**AIM OF THE TASK:**
Please copy every line of the records below that holds the word "triangle".

----------------

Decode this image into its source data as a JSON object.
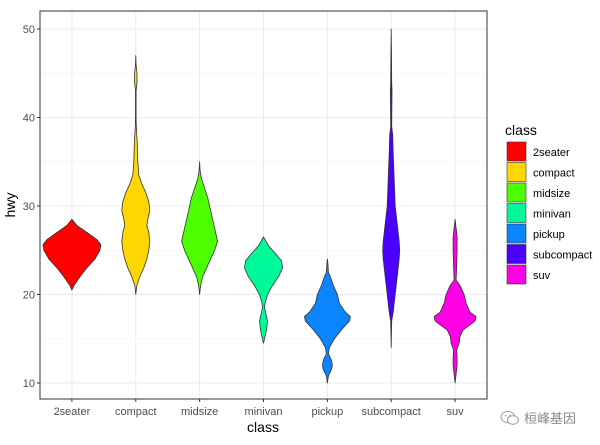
{
  "chart_data": {
    "type": "violin",
    "title": "",
    "xlabel": "class",
    "ylabel": "hwy",
    "ylim": [
      8,
      52
    ],
    "yticks": [
      10,
      20,
      30,
      40,
      50
    ],
    "grid": true,
    "legend_position": "right",
    "legend_title": "class",
    "categories": [
      "2seater",
      "compact",
      "midsize",
      "minivan",
      "pickup",
      "subcompact",
      "suv"
    ],
    "colors": {
      "2seater": "#FF0000",
      "compact": "#FFD700",
      "midsize": "#4CFF00",
      "minivan": "#00FA9A",
      "pickup": "#0A84FF",
      "subcompact": "#4B00FF",
      "suv": "#FF00E6"
    },
    "series": [
      {
        "name": "2seater",
        "min": 20.5,
        "max": 28.5,
        "profile": [
          [
            20.5,
            0
          ],
          [
            21,
            2
          ],
          [
            22,
            8
          ],
          [
            23,
            15
          ],
          [
            24,
            23
          ],
          [
            25,
            28
          ],
          [
            25.6,
            29
          ],
          [
            26.2,
            25
          ],
          [
            27,
            15
          ],
          [
            27.8,
            5
          ],
          [
            28.5,
            0
          ]
        ]
      },
      {
        "name": "compact",
        "min": 20,
        "max": 47,
        "profile": [
          [
            20,
            0
          ],
          [
            21,
            1
          ],
          [
            22,
            4
          ],
          [
            23,
            8
          ],
          [
            24,
            11
          ],
          [
            25,
            13
          ],
          [
            26,
            14
          ],
          [
            27,
            13
          ],
          [
            27.8,
            11
          ],
          [
            28.5,
            12
          ],
          [
            29.5,
            14
          ],
          [
            30.5,
            13
          ],
          [
            31.5,
            10
          ],
          [
            32.5,
            6
          ],
          [
            33.5,
            3
          ],
          [
            35,
            2
          ],
          [
            37,
            1.5
          ],
          [
            38,
            1
          ],
          [
            39,
            0.5
          ],
          [
            40,
            0.3
          ],
          [
            43,
            0.3
          ],
          [
            44,
            1.2
          ],
          [
            45,
            1.2
          ],
          [
            46,
            0.3
          ],
          [
            47,
            0
          ]
        ]
      },
      {
        "name": "midsize",
        "min": 20,
        "max": 35,
        "profile": [
          [
            20,
            0
          ],
          [
            21,
            1
          ],
          [
            22,
            3
          ],
          [
            23,
            7
          ],
          [
            24,
            11
          ],
          [
            25,
            15
          ],
          [
            26,
            18
          ],
          [
            27,
            16
          ],
          [
            28,
            14
          ],
          [
            29,
            12
          ],
          [
            30,
            10
          ],
          [
            31,
            8
          ],
          [
            32,
            5
          ],
          [
            33,
            2
          ],
          [
            34,
            0.5
          ],
          [
            35,
            0
          ]
        ]
      },
      {
        "name": "minivan",
        "min": 14.5,
        "max": 26.5,
        "profile": [
          [
            14.5,
            0
          ],
          [
            15,
            1
          ],
          [
            16,
            3
          ],
          [
            17,
            4
          ],
          [
            18,
            2
          ],
          [
            18.5,
            1
          ],
          [
            19,
            1.5
          ],
          [
            20,
            4
          ],
          [
            21,
            9
          ],
          [
            22,
            15
          ],
          [
            23,
            19
          ],
          [
            23.8,
            18
          ],
          [
            24.5,
            13
          ],
          [
            25.5,
            5
          ],
          [
            26.5,
            0
          ]
        ]
      },
      {
        "name": "pickup",
        "min": 10,
        "max": 24,
        "profile": [
          [
            10,
            0
          ],
          [
            10.8,
            1
          ],
          [
            11.5,
            4
          ],
          [
            12,
            5
          ],
          [
            12.6,
            4
          ],
          [
            13.3,
            1
          ],
          [
            14,
            2
          ],
          [
            15,
            7
          ],
          [
            16,
            14
          ],
          [
            17,
            22
          ],
          [
            17.5,
            23
          ],
          [
            18,
            18
          ],
          [
            19,
            12
          ],
          [
            20,
            10
          ],
          [
            21,
            6
          ],
          [
            22,
            3
          ],
          [
            22.5,
            1
          ],
          [
            23.5,
            0.5
          ],
          [
            24,
            0
          ]
        ]
      },
      {
        "name": "subcompact",
        "min": 14,
        "max": 50,
        "profile": [
          [
            14,
            0
          ],
          [
            17,
            0.5
          ],
          [
            18,
            2
          ],
          [
            20,
            4
          ],
          [
            22,
            6
          ],
          [
            24,
            8
          ],
          [
            25,
            8.5
          ],
          [
            26,
            8
          ],
          [
            28,
            6
          ],
          [
            30,
            4
          ],
          [
            33,
            3
          ],
          [
            36,
            2
          ],
          [
            38,
            1.5
          ],
          [
            39,
            0.5
          ],
          [
            40,
            0.6
          ],
          [
            43,
            0.8
          ],
          [
            44,
            0.5
          ],
          [
            47,
            0.3
          ],
          [
            50,
            0
          ]
        ]
      },
      {
        "name": "suv",
        "min": 10,
        "max": 28.5,
        "profile": [
          [
            10,
            0
          ],
          [
            11,
            1
          ],
          [
            12,
            2
          ],
          [
            13,
            2
          ],
          [
            13.7,
            1.5
          ],
          [
            14.5,
            4
          ],
          [
            15.3,
            5
          ],
          [
            16,
            8
          ],
          [
            17,
            20
          ],
          [
            17.5,
            21
          ],
          [
            18,
            15
          ],
          [
            19,
            11
          ],
          [
            20,
            9
          ],
          [
            21,
            5
          ],
          [
            21.6,
            1
          ],
          [
            23,
            1.5
          ],
          [
            25,
            2
          ],
          [
            26.5,
            2
          ],
          [
            27.5,
            1
          ],
          [
            28.5,
            0
          ]
        ]
      }
    ]
  },
  "watermark": {
    "text": "桓峰基因",
    "icon": "wechat-icon"
  }
}
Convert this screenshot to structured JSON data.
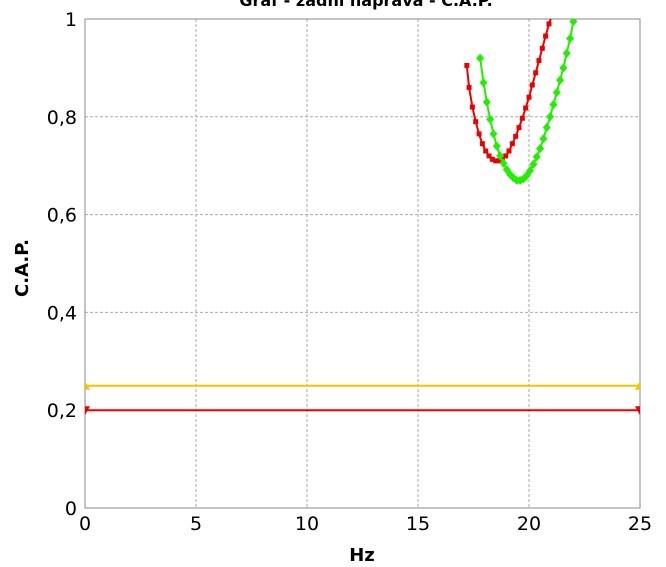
{
  "chart_data": {
    "type": "line",
    "title": "Graf - zadní náprava - C.A.P.",
    "xlabel": "Hz",
    "ylabel": "C.A.P.",
    "xlim": [
      0,
      25
    ],
    "ylim": [
      0,
      1
    ],
    "grid": true,
    "x_ticks": [
      "0",
      "5",
      "10",
      "15",
      "20",
      "25"
    ],
    "y_ticks": [
      "0",
      "0,2",
      "0,4",
      "0,6",
      "0,8",
      "1"
    ],
    "series": [
      {
        "color": "#ee0000",
        "marker": "square",
        "x": [
          17.2,
          17.3,
          17.45,
          17.6,
          17.75,
          17.9,
          18.05,
          18.2,
          18.35,
          18.5,
          18.65,
          18.8,
          18.95,
          19.1,
          19.25,
          19.4,
          19.55,
          19.7,
          19.85,
          20.0,
          20.15,
          20.3,
          20.45,
          20.6,
          20.75,
          20.9,
          21.05
        ],
        "y": [
          0.905,
          0.86,
          0.82,
          0.79,
          0.765,
          0.745,
          0.73,
          0.72,
          0.713,
          0.71,
          0.71,
          0.713,
          0.72,
          0.73,
          0.745,
          0.76,
          0.778,
          0.797,
          0.818,
          0.84,
          0.865,
          0.89,
          0.915,
          0.94,
          0.965,
          0.99,
          1.01
        ]
      },
      {
        "color": "#22ee00",
        "marker": "diamond",
        "x": [
          17.8,
          17.95,
          18.1,
          18.25,
          18.4,
          18.55,
          18.7,
          18.85,
          19.0,
          19.15,
          19.3,
          19.45,
          19.6,
          19.75,
          19.9,
          20.05,
          20.2,
          20.35,
          20.5,
          20.65,
          20.8,
          20.95,
          21.1,
          21.25,
          21.4,
          21.55,
          21.7,
          21.85,
          22.0
        ],
        "y": [
          0.92,
          0.87,
          0.83,
          0.795,
          0.765,
          0.74,
          0.72,
          0.705,
          0.692,
          0.682,
          0.675,
          0.67,
          0.67,
          0.673,
          0.68,
          0.69,
          0.703,
          0.718,
          0.735,
          0.755,
          0.778,
          0.8,
          0.825,
          0.85,
          0.875,
          0.9,
          0.93,
          0.96,
          0.995
        ]
      },
      {
        "color": "#f5c400",
        "marker": "triangle-up",
        "x": [
          0,
          25
        ],
        "y": [
          0.25,
          0.25
        ]
      },
      {
        "color": "#ee0000",
        "marker": "triangle-down",
        "x": [
          0,
          25
        ],
        "y": [
          0.2,
          0.2
        ]
      }
    ]
  }
}
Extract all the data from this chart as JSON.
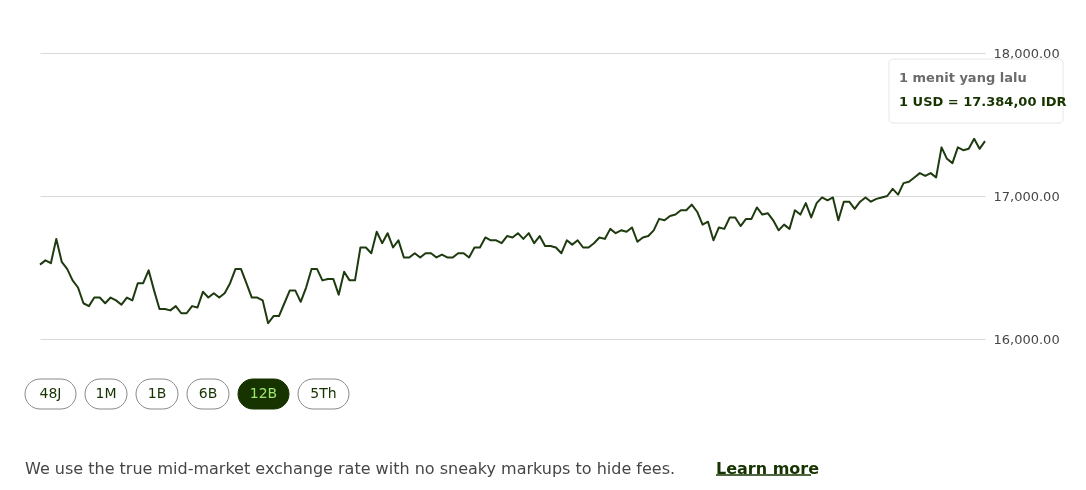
{
  "chart_data": {
    "type": "line",
    "categories": [
      null,
      null,
      null,
      null,
      null,
      null,
      null,
      null,
      null,
      null,
      null,
      null,
      null,
      null,
      null,
      null,
      null,
      null,
      null,
      null,
      null,
      null,
      null,
      null,
      null,
      null,
      null,
      null,
      null,
      null,
      null,
      null,
      null,
      null,
      null,
      null,
      null,
      null,
      null,
      null,
      null,
      null,
      null,
      null,
      null,
      null,
      null,
      null,
      null,
      null,
      null,
      null,
      null,
      null,
      null,
      null,
      null,
      null,
      null,
      null,
      null,
      null,
      null,
      null,
      null,
      null,
      null,
      null,
      null,
      null,
      null,
      null,
      null,
      null,
      null,
      null,
      null,
      null,
      null,
      null,
      null,
      null,
      null,
      null,
      null,
      null,
      null,
      null,
      null,
      null,
      null,
      null,
      null,
      null,
      null,
      null,
      null,
      null,
      null,
      null,
      null,
      null,
      null,
      null,
      null,
      null,
      null,
      null,
      null,
      null,
      null,
      null,
      null,
      null,
      null,
      null,
      null,
      null,
      null,
      null,
      null,
      null,
      null,
      null,
      null,
      null,
      null,
      null,
      null,
      null,
      null,
      null,
      null,
      null,
      null,
      null,
      null,
      null,
      null,
      null,
      null,
      null,
      null,
      null,
      null,
      null,
      null,
      null,
      null,
      null,
      null,
      null,
      null,
      null,
      null,
      null,
      null,
      null,
      null,
      null,
      null,
      null,
      null,
      null,
      null,
      null,
      null,
      null,
      null,
      null,
      null,
      null,
      null,
      null,
      null
    ],
    "series": [
      {
        "color": "#1e3a0f",
        "values": [
          16520,
          16550,
          16530,
          16700,
          16540,
          16490,
          16410,
          16360,
          16250,
          16230,
          16290,
          16290,
          16250,
          16290,
          16270,
          16240,
          16290,
          16270,
          16390,
          16390,
          16480,
          16340,
          16210,
          16210,
          16200,
          16230,
          16180,
          16180,
          16230,
          16220,
          16330,
          16290,
          16320,
          16290,
          16320,
          16390,
          16490,
          16490,
          16390,
          16290,
          16290,
          16270,
          16110,
          16160,
          16160,
          16250,
          16340,
          16340,
          16260,
          16360,
          16490,
          16490,
          16410,
          16420,
          16420,
          16310,
          16470,
          16410,
          16410,
          16640,
          16640,
          16600,
          16750,
          16670,
          16740,
          16640,
          16690,
          16570,
          16570,
          16600,
          16570,
          16600,
          16600,
          16570,
          16590,
          16570,
          16570,
          16600,
          16600,
          16570,
          16640,
          16640,
          16710,
          16690,
          16690,
          16670,
          16720,
          16710,
          16740,
          16700,
          16740,
          16670,
          16720,
          16650,
          16650,
          16640,
          16600,
          16690,
          16660,
          16690,
          16640,
          16640,
          16670,
          16710,
          16700,
          16770,
          16740,
          16760,
          16750,
          16780,
          16680,
          16710,
          16720,
          16760,
          16840,
          16830,
          16860,
          16870,
          16900,
          16900,
          16940,
          16890,
          16800,
          16820,
          16690,
          16780,
          16770,
          16850,
          16850,
          16790,
          16840,
          16840,
          16920,
          16870,
          16880,
          16830,
          16760,
          16800,
          16770,
          16900,
          16870,
          16950,
          16850,
          16950,
          16990,
          16970,
          16990,
          16830,
          16960,
          16960,
          16910,
          16960,
          16990,
          16960,
          16980,
          16990,
          17000,
          17050,
          17010,
          17090,
          17100,
          17130,
          17160,
          17140,
          17160,
          17130,
          17340,
          17260,
          17230,
          17340,
          17320,
          17330,
          17400,
          17330,
          17384
        ]
      }
    ],
    "ylim": [
      16000,
      18000
    ],
    "yticks": [
      {
        "value": 16000,
        "label": "16,000.00"
      },
      {
        "value": 17000,
        "label": "17,000.00"
      },
      {
        "value": 18000,
        "label": "18,000.00"
      }
    ],
    "grid": "y",
    "tick_labels": "y",
    "marker": "none",
    "line_style": "solid",
    "annotations": [
      "1 menit yang lalu",
      "1 USD = 17.384,00 IDR",
      "48J",
      "1M",
      "1B",
      "6B",
      "12B",
      "5Th",
      "We use the true mid-market exchange rate with no sneaky markups to hide fees.",
      "Learn more"
    ]
  }
}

----------------

**ANSWER IN FULL:**
        "marker": "triangle-up",
        "marker": "triangle-down",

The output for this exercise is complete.